- [RECORDS FOR THIS EXERCISE]:
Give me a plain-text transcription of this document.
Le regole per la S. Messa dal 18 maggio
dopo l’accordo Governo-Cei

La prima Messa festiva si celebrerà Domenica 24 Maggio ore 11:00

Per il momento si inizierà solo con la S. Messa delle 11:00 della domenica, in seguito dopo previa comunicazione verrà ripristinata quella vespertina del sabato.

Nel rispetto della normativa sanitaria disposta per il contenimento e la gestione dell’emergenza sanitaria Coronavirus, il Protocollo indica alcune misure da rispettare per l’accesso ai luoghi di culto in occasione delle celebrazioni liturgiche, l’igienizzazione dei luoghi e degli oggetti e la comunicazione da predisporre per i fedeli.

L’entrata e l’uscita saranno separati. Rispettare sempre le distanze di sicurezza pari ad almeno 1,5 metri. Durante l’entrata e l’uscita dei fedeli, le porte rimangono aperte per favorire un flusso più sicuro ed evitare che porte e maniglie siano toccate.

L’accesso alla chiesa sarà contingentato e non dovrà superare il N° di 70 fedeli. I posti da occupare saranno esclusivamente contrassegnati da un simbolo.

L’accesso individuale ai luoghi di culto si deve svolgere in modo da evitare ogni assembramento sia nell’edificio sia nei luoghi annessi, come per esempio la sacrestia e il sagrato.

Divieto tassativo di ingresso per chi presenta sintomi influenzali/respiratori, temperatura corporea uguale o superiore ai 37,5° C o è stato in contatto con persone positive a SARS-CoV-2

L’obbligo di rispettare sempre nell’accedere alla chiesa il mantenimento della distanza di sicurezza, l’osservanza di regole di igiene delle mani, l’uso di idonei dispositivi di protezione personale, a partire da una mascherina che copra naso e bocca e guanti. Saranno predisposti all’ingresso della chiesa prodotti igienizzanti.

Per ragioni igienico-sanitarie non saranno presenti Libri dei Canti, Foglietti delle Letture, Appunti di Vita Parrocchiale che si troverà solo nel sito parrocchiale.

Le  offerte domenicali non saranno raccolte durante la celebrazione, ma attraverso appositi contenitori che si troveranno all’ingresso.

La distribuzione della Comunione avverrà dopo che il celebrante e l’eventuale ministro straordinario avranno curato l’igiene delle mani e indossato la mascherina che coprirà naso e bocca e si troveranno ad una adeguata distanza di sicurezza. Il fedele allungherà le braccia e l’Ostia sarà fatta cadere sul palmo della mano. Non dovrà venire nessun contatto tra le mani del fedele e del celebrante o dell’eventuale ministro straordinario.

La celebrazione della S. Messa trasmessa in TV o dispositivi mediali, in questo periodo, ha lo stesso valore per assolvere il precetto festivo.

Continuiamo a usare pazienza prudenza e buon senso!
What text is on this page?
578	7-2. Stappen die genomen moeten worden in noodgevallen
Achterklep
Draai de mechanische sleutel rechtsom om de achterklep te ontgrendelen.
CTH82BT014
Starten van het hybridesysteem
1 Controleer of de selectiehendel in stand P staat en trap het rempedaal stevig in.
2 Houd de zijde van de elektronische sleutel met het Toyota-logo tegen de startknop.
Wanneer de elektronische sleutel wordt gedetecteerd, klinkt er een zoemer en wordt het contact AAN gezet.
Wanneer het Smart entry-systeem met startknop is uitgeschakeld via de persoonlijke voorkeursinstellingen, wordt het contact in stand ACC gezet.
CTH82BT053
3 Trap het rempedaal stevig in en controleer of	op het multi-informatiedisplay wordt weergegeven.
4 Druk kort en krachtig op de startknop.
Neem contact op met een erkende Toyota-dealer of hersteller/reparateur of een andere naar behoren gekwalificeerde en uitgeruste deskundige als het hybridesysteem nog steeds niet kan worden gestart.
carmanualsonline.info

- [WHAT IS BEING ASKED]: Set every record down word for word, omitting none.

- [RESULT OF THE EXERCISE]:
Give me a plain-text transcription of this document.
Le regole per la S. Messa dal 18 maggio
dopo l’accordo Governo-Cei

La prima Messa festiva si celebrerà Domenica 24 Maggio ore 11:00

Per il momento si inizierà solo con la S. Messa delle 11:00 della domenica, in seguito dopo previa comunicazione verrà ripristinata quella vespertina del sabato.

Nel rispetto della normativa sanitaria disposta per il contenimento e la gestione dell’emergenza sanitaria Coronavirus, il Protocollo indica alcune misure da rispettare per l’accesso ai luoghi di culto in occasione delle celebrazioni liturgiche, l’igienizzazione dei luoghi e degli oggetti e la comunicazione da predisporre per i fedeli.

L’entrata e l’uscita saranno separati. Rispettare sempre le distanze di sicurezza pari ad almeno 1,5 metri. Durante l’entrata e l’uscita dei fedeli, le porte rimangono aperte per favorire un flusso più sicuro ed evitare che porte e maniglie siano toccate.

L’accesso alla chiesa sarà contingentato e non dovrà superare il N° di 70 fedeli. I posti da occupare saranno esclusivamente contrassegnati da un simbolo.

L’accesso individuale ai luoghi di culto si deve svolgere in modo da evitare ogni assembramento sia nell’edificio sia nei luoghi annessi, come per esempio la sacrestia e il sagrato.

Divieto tassativo di ingresso per chi presenta sintomi influenzali/respiratori, temperatura corporea uguale o superiore ai 37,5° C o è stato in contatto con persone positive a SARS-CoV-2

L’obbligo di rispettare sempre nell’accedere alla chiesa il mantenimento della distanza di sicurezza, l’osservanza di regole di igiene delle mani, l’uso di idonei dispositivi di protezione personale, a partire da una mascherina che copra naso e bocca e guanti. Saranno predisposti all’ingresso della chiesa prodotti igienizzanti.

Per ragioni igienico-sanitarie non saranno presenti Libri dei Canti, Foglietti delle Letture, Appunti di Vita Parrocchiale che si troverà solo nel sito parrocchiale.

Le  offerte domenicali non saranno raccolte durante la celebrazione, ma attraverso appositi contenitori che si troveranno all’ingresso.

La distribuzione della Comunione avverrà dopo che il celebrante e l’eventuale ministro straordinario avranno curato l’igiene delle mani e indossato la mascherina che coprirà naso e bocca e si troveranno ad una adeguata distanza di sicurezza. Il fedele allungherà le braccia e l’Ostia sarà fatta cadere sul palmo della mano. Non dovrà venire nessun contatto tra le mani del fedele e del celebrante o dell’eventuale ministro straordinario.

La celebrazione della S. Messa trasmessa in TV o dispositivi mediali, in questo periodo, ha lo stesso valore per assolvere il precetto festivo.

Continuiamo a usare pazienza prudenza e buon senso!
What text is on this page?
578	7-2. Stappen die genomen moeten worden in noodgevallen
Achterklep
Draai de mechanische sleutel rechtsom om de achterklep te ontgrendelen.
CTH82BT014
Starten van het hybridesysteem
1 Controleer of de selectiehendel in stand P staat en trap het rempedaal stevig in.
2 Houd de zijde van de elektronische sleutel met het Toyota-logo tegen de startknop.
Wanneer de elektronische sleutel wordt gedetecteerd, klinkt er een zoemer en wordt het contact AAN gezet.
Wanneer het Smart entry-systeem met startknop is uitgeschakeld via de persoonlijke voorkeursinstellingen, wordt het contact in stand ACC gezet.
CTH82BT053
3 Trap het rempedaal stevig in en controleer of	op het multi-informatiedisplay wordt weergegeven.
4 Druk kort en krachtig op de startknop.
Neem contact op met een erkende Toyota-dealer of hersteller/reparateur of een andere naar behoren gekwalificeerde en uitgeruste deskundige als het hybridesysteem nog steeds niet kan worden gestart.
carmanualsonline.info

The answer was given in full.